▶ [Set task a]
In the records below, identify every line that contains the string "logo", treating uppercase and lowercase as different, and copy each such line.

═══ Selection ═══

[libvirt] [PATCH] lxc: new tty for container

The lxc driver xml parser treats the console element as input when it should be output only. This obviously causes problems when anything other than /dev/ptmx is specified or when a container is shutdown and then restarted without redefining it (so that the console field is reset). This patch treats the console element as output only and always creates a new device when starting a container. Also fixed up a string overflow when storing the device name. Thanks! -- Best Regards, Dave Leskovec IBM Linux Technology Center Open Virtualization

On Thu, Jun 05, 2008 at 11:59:34PM -0700, Dave Leskovec wrote:
The lxc driver xml parser treats the console element as input when it should be output only. This obviously causes problems when anything other than /dev/ptmx is specified or when a container is shutdown and then restarted without redefining it (so that the console field is reset). This patch treats the console element as output only and always creates a new device when starting a container. Also fixed up a string overflow when storing the device name.
Yes, this is good. When using PTY's this is definitely output-only. No one should be using the ancient manually allocated pre-Unix98 TTYs. I'd not come across posix_openpt() before though - I'm used to openpty(). Since this is a Linux specific driver though, there's no portability issues to worry about so I'm happy with either. Regards, Daniel. -- |: Red Hat, Engineering, London -o- http://people.redhat.com/berrange/ :| |: http://libvirt.org -o- http://virt-manager.org -o- http://ovirt.org :| |: http://autobuild.org -o- http://search.cpan.org/~danberr/ :| |: GnuPG: 7D3B9505 -o- F3C9 553F A1DA 4AC2 5648 23C1 B3DF F742 7D3B 9505 :|

On Fri, Jun 06, 2008 at 10:29:04AM +0100, Daniel P. Berrange wrote:
On Thu, Jun 05, 2008 at 11:59:34PM -0700, Dave Leskovec wrote:
The lxc driver xml parser treats the console element as input when it should be output only. This obviously causes problems when anything other than /dev/ptmx is specified or when a container is shutdown and then restarted without redefining it (so that the console field is reset). This patch treats the console element as output only and always creates a new device when starting a container. Also fixed up a string overflow when storing the device name.

═══ Supplied data ═══

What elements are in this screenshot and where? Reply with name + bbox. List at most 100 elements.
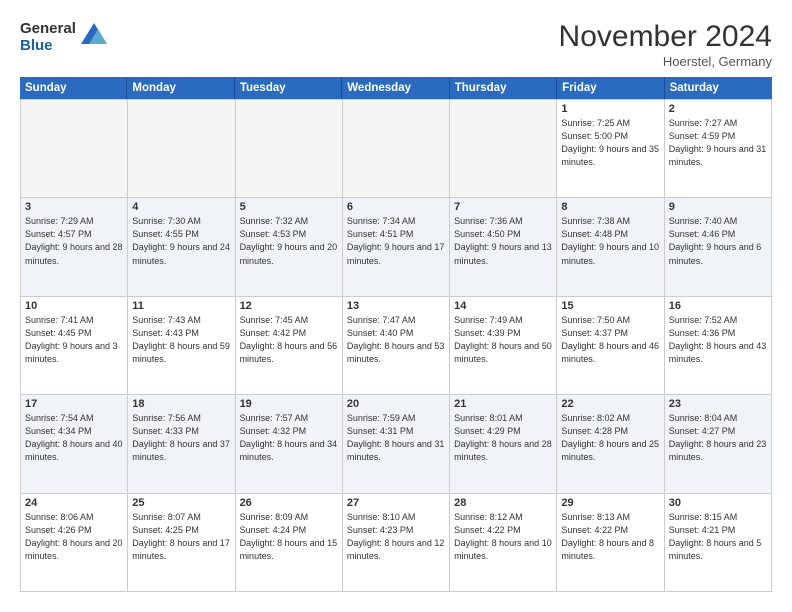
day-number: 15 <box>561 300 659 312</box>
day-info: Sunrise: 7:50 AM Sunset: 4:37 PM Dayligh… <box>561 314 659 366</box>
day-18: 18Sunrise: 7:56 AM Sunset: 4:33 PM Dayli… <box>128 394 235 492</box>
logo-blue-text: Blue <box>20 38 76 55</box>
day-number: 14 <box>454 300 552 312</box>
day-info: Sunrise: 7:45 AM Sunset: 4:42 PM Dayligh… <box>240 314 338 366</box>
day-number: 28 <box>454 497 552 509</box>
day-info: Sunrise: 7:56 AM Sunset: 4:33 PM Dayligh… <box>132 412 230 464</box>
logo-icon <box>79 20 109 55</box>
page: General Blue November 2024 Hoerstel, Ger… <box>0 0 792 612</box>
day-21: 21 Sunrise: 8:01 AM Sunset: 4:29 PM Dayli… <box>450 394 557 492</box>
day-info: Sunrise: 7:57 AM Sunset: 4:32 PM Dayligh… <box>240 412 338 464</box>
logo-text: General Blue <box>20 21 76 54</box>
calendar-weekday-header: SundayMondayTuesdayWednesdayThursdayFrid… <box>20 77 772 99</box>
day-info: Sunrise: 7:34 AM Sunset: 4:51 PM Dayligh… <box>347 215 445 267</box>
day-number: 20 <box>347 398 445 410</box>
day-23: 23 Sunrise: 8:04 AM Sunset: 4:27 PM Dayli… <box>665 394 772 492</box>
day-info: Sunrise: 7:49 AM Sunset: 4:39 PM Dayligh… <box>454 314 552 366</box>
day-number: 1 <box>561 103 659 115</box>
day-number: 24 <box>25 497 123 509</box>
day-number: 23 <box>669 398 767 410</box>
day-number: 13 <box>347 300 445 312</box>
day-25: 25Sunrise: 8:07 AM Sunset: 4:25 PM Dayli… <box>128 493 235 591</box>
day-4: 4Sunrise: 7:30 AM Sunset: 4:55 PM Daylig… <box>128 197 235 295</box>
day-number: 3 <box>25 201 123 213</box>
day-22: 22 Sunrise: 8:02 AM Sunset: 4:28 PM Dayli… <box>557 394 664 492</box>
day-17: 17 Sunrise: 7:54 AM Sunset: 4:34 PM Dayli… <box>21 394 128 492</box>
day-29: 29 Sunrise: 8:13 AM Sunset: 4:22 PM Dayli… <box>557 493 664 591</box>
month-title: November 2024 <box>559 20 772 54</box>
day-empty <box>21 99 128 197</box>
day-number: 2 <box>669 103 767 115</box>
day-13: 13 Sunrise: 7:47 AM Sunset: 4:40 PM Dayli… <box>343 296 450 394</box>
day-6: 6 Sunrise: 7:34 AM Sunset: 4:51 PM Daylig… <box>343 197 450 295</box>
day-8: 8Sunrise: 7:38 AM Sunset: 4:48 PM Daylig… <box>557 197 664 295</box>
day-26: 26 Sunrise: 8:09 AM Sunset: 4:24 PM Dayli… <box>236 493 343 591</box>
day-number: 9 <box>669 201 767 213</box>
day-info: Sunrise: 7:52 AM Sunset: 4:36 PM Dayligh… <box>669 314 767 366</box>
day-info: Sunrise: 7:41 AM Sunset: 4:45 PM Dayligh… <box>25 314 123 366</box>
day-info: Sunrise: 7:47 AM Sunset: 4:40 PM Dayligh… <box>347 314 445 366</box>
day-info: Sunrise: 7:54 AM Sunset: 4:34 PM Dayligh… <box>25 412 123 464</box>
day-info: Sunrise: 8:13 AM Sunset: 4:22 PM Dayligh… <box>561 511 659 563</box>
weekday-saturday: Saturday <box>665 77 772 99</box>
day-info: Sunrise: 8:09 AM Sunset: 4:24 PM Dayligh… <box>240 511 338 563</box>
weekday-friday: Friday <box>557 77 664 99</box>
day-number: 27 <box>347 497 445 509</box>
day-number: 29 <box>561 497 659 509</box>
day-info: Sunrise: 7:36 AM Sunset: 4:50 PM Dayligh… <box>454 215 552 267</box>
day-5: 5 Sunrise: 7:32 AM Sunset: 4:53 PM Daylig… <box>236 197 343 295</box>
calendar-body: 1 Sunrise: 7:25 AM Sunset: 5:00 PM Daylig… <box>20 99 772 592</box>
day-info: Sunrise: 8:04 AM Sunset: 4:27 PM Dayligh… <box>669 412 767 464</box>
calendar: SundayMondayTuesdayWednesdayThursdayFrid… <box>10 77 782 602</box>
day-info: Sunrise: 7:25 AM Sunset: 5:00 PM Dayligh… <box>561 117 659 169</box>
weekday-tuesday: Tuesday <box>235 77 342 99</box>
weekday-thursday: Thursday <box>450 77 557 99</box>
day-info: Sunrise: 8:15 AM Sunset: 4:21 PM Dayligh… <box>669 511 767 563</box>
day-number: 17 <box>25 398 123 410</box>
day-27: 27 Sunrise: 8:10 AM Sunset: 4:23 PM Dayli… <box>343 493 450 591</box>
day-info: Sunrise: 8:02 AM Sunset: 4:28 PM Dayligh… <box>561 412 659 464</box>
day-19: 19Sunrise: 7:57 AM Sunset: 4:32 PM Dayli… <box>236 394 343 492</box>
day-number: 5 <box>240 201 338 213</box>
day-number: 26 <box>240 497 338 509</box>
day-info: Sunrise: 7:40 AM Sunset: 4:46 PM Dayligh… <box>669 215 767 267</box>
day-info: Sunrise: 7:29 AM Sunset: 4:57 PM Dayligh… <box>25 215 123 267</box>
day-info: Sunrise: 8:10 AM Sunset: 4:23 PM Dayligh… <box>347 511 445 563</box>
day-info: Sunrise: 8:12 AM Sunset: 4:22 PM Dayligh… <box>454 511 552 563</box>
weekday-wednesday: Wednesday <box>342 77 449 99</box>
logo: General Blue <box>20 20 109 55</box>
day-number: 30 <box>669 497 767 509</box>
day-10: 10Sunrise: 7:41 AM Sunset: 4:45 PM Dayli… <box>21 296 128 394</box>
header: General Blue November 2024 Hoerstel, Ger… <box>10 10 782 69</box>
day-number: 12 <box>240 300 338 312</box>
day-1: 1 Sunrise: 7:25 AM Sunset: 5:00 PM Daylig… <box>557 99 664 197</box>
day-11: 11Sunrise: 7:43 AM Sunset: 4:43 PM Dayli… <box>128 296 235 394</box>
logo-general-text: General <box>20 21 76 38</box>
day-20: 20 Sunrise: 7:59 AM Sunset: 4:31 PM Dayli… <box>343 394 450 492</box>
day-empty <box>343 99 450 197</box>
day-number: 25 <box>132 497 230 509</box>
day-2: 2 Sunrise: 7:27 AM Sunset: 4:59 PM Daylig… <box>665 99 772 197</box>
weekday-monday: Monday <box>127 77 234 99</box>
weekday-sunday: Sunday <box>20 77 127 99</box>
day-info: Sunrise: 8:06 AM Sunset: 4:26 PM Dayligh… <box>25 511 123 563</box>
day-16: 16Sunrise: 7:52 AM Sunset: 4:36 PM Dayli… <box>665 296 772 394</box>
day-info: Sunrise: 8:01 AM Sunset: 4:29 PM Dayligh… <box>454 412 552 464</box>
day-number: 4 <box>132 201 230 213</box>
day-24: 24 Sunrise: 8:06 AM Sunset: 4:26 PM Dayli… <box>21 493 128 591</box>
day-14: 14 Sunrise: 7:49 AM Sunset: 4:39 PM Dayli… <box>450 296 557 394</box>
day-info: Sunrise: 7:27 AM Sunset: 4:59 PM Dayligh… <box>669 117 767 169</box>
day-number: 8 <box>561 201 659 213</box>
day-info: Sunrise: 7:32 AM Sunset: 4:53 PM Dayligh… <box>240 215 338 267</box>
day-number: 6 <box>347 201 445 213</box>
day-15: 15 Sunrise: 7:50 AM Sunset: 4:37 PM Dayli… <box>557 296 664 394</box>
day-number: 22 <box>561 398 659 410</box>
day-number: 7 <box>454 201 552 213</box>
day-empty <box>128 99 235 197</box>
day-12: 12 Sunrise: 7:45 AM Sunset: 4:42 PM Dayli… <box>236 296 343 394</box>
day-9: 9 Sunrise: 7:40 AM Sunset: 4:46 PM Daylig… <box>665 197 772 295</box>
location: Hoerstel, Germany <box>559 54 772 69</box>
day-number: 21 <box>454 398 552 410</box>
day-info: Sunrise: 7:59 AM Sunset: 4:31 PM Dayligh… <box>347 412 445 464</box>
day-28: 28 Sunrise: 8:12 AM Sunset: 4:22 PM Dayli… <box>450 493 557 591</box>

═══

▶ [Set task b]
In the lxc patch thread above, which function used by the patch had the reviewer not come across before?

▶ [Written answer a]
logo-blue-text: Blue <box>20 38 76 55</box>
logo-icon <box>79 20 109 55</box>
logo-text: General Blue <box>20 21 76 54</box>
logo: General Blue <box>20 20 109 55</box>
logo-general-text: General <box>20 21 76 38</box>

▶ [Written answer b]
posix_openpt()